• **Problems**:
#1 From the passage on Snapshot Isolation, list every kind of dependency by which one transaction can happen before another, and give each one's shorthand.
#2 Take up the passage on Snapshot Isolation after its last sentence and continue it.

• **Extract to read**:
This brings us to our central question: in a database that provides Snapshot Isolation, can we characterize all the nonserializable behaviour? What can we say about anomalies in Snapshot Isolation in general? What must be done to eliminate them? Fekete, Liarokapis, O’Neil, O’Neil, and Shasha (FLOOS) provide a precise answer in Making Snapshot Isolation Serializable. I’m going to attempt to outline their analysis with a focus on building up intuition for Snapshot Isolation.
It’s interesting that this paper comes at this problem from a strange angle: it’s aimed at a DBA with access to all of the transactions being run against a database, and provides a procedure by which they can (by hand) statically analyze these transactions to verify that they will always execute serializably. I would be extraordinarily surprised if anyone besides the authors ever actually did this, but this work led the way for the Serializable Snapshot Isolation algorithm a couple years later.
To proceed, we need a little bit of formalism. We need to figure out how to talk about dependencies between transactions.
If Ta and Tb are transactions, we say Ta happens before Tb (written Ta → Tb) if one of the following is true:
- Ta writes a value which Tb reads (a wr dependency),
- Ta writes a value which Tb overwrites (a ww dependency), or
- Ta reads a value which Tb overwrites (a rw dependency or anti-dependency).
To remember what’s going on here, just think that in the “wr”, “ww”, “rw” shorthands, the letter on the left matches the transaction on the left of the →, and same with the right, so if Ta → Tb is brought about by an “rw” dependency, Ta reads and then Tb writes.
Here’s how you should think about each of these cases:
- In a wr dependency, Ta writes a value and then Tb reads it, so Tb can’t come first, since the value it reads doesn’t exist until Ta runs.
- In a ww dependency, since Tb overwrote Ta’s value, Tb has to come last, since its is the value that replaced Ta’s value.
- In a rw dependency, Ta has to come before Tb because after Tb, the value Ta reads no longer exists.
It is a very important observation that an rw dependency is the only dependency that can occur between concurrent transactions in Snapshot Isolation. This is because
- If a ww dependency occurred, it means the two transactions had intersecting write sets, which is not possible between concurrent Snapshot transactions.
- If a wr dependency occurred, for the later transaction to view the former’s writes, it can’t have begun before the former had committed.

• **Entries provided**:
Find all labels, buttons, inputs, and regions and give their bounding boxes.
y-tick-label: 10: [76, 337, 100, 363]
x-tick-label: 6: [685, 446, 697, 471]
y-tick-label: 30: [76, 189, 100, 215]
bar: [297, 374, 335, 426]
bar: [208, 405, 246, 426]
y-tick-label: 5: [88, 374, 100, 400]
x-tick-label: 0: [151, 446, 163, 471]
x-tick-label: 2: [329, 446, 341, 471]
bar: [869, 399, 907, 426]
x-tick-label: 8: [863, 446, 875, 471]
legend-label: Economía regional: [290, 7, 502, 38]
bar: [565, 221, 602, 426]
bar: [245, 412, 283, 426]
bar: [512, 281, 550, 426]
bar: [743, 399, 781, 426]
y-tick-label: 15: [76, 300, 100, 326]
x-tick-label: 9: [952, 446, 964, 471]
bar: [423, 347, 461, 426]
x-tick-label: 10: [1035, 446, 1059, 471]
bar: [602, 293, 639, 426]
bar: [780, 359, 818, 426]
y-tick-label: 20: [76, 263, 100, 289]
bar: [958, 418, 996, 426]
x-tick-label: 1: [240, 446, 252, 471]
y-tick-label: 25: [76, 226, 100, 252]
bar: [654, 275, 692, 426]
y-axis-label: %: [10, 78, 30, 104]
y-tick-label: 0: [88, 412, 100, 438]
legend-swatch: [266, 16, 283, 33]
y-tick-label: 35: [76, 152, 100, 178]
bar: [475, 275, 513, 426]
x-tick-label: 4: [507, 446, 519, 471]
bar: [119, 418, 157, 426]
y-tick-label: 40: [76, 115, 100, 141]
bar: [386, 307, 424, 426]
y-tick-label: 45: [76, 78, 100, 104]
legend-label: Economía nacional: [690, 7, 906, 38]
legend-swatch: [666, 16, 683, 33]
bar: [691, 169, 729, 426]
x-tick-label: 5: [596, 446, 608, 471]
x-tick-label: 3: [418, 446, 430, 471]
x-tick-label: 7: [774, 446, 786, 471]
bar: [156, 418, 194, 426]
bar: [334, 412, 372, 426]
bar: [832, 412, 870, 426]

• **The answers**:
#1
- wr dependency: Ta writes a value which Tb reads.
- ww dependency: Ta writes a value which Tb overwrites.
- rw dependency (anti-dependency): Ta reads a value which Tb overwrites.

#2
We can represent these relationships as a serialization graph. The vertices in this graph are transactions, and there’s an arc from Tx to Ty when Tx → Ty.
Say we had the following set of dependencies:
- Ta → Tb (wr dependency)
- Tb → Tc (rw dependency)
- Tb → Td (ww dependency)
From this we get this serialization graph:
A dashed line indicates an anti- or rw-dependency. Here’s a set of dependencies that isn’t serializable:
- Ta → Tb (wr dependency)
- Tb → Tc (rw dependency)
- Tc → Ta (rw dependency)
With the following serialization graph:
Here we have a cycle:
a comes before
b comes before
c comes before
A history is serializable if and only if its serialization graph has no cycles. With this framework, it is “easy”, then, to guarantee serializable execution: when a transaction goes to commit, check if its commit would create a cycle in the serialization graph. If the answer is yes, the transaction must not be allowed to commit. This technique is called “Serialization Graph Testing”.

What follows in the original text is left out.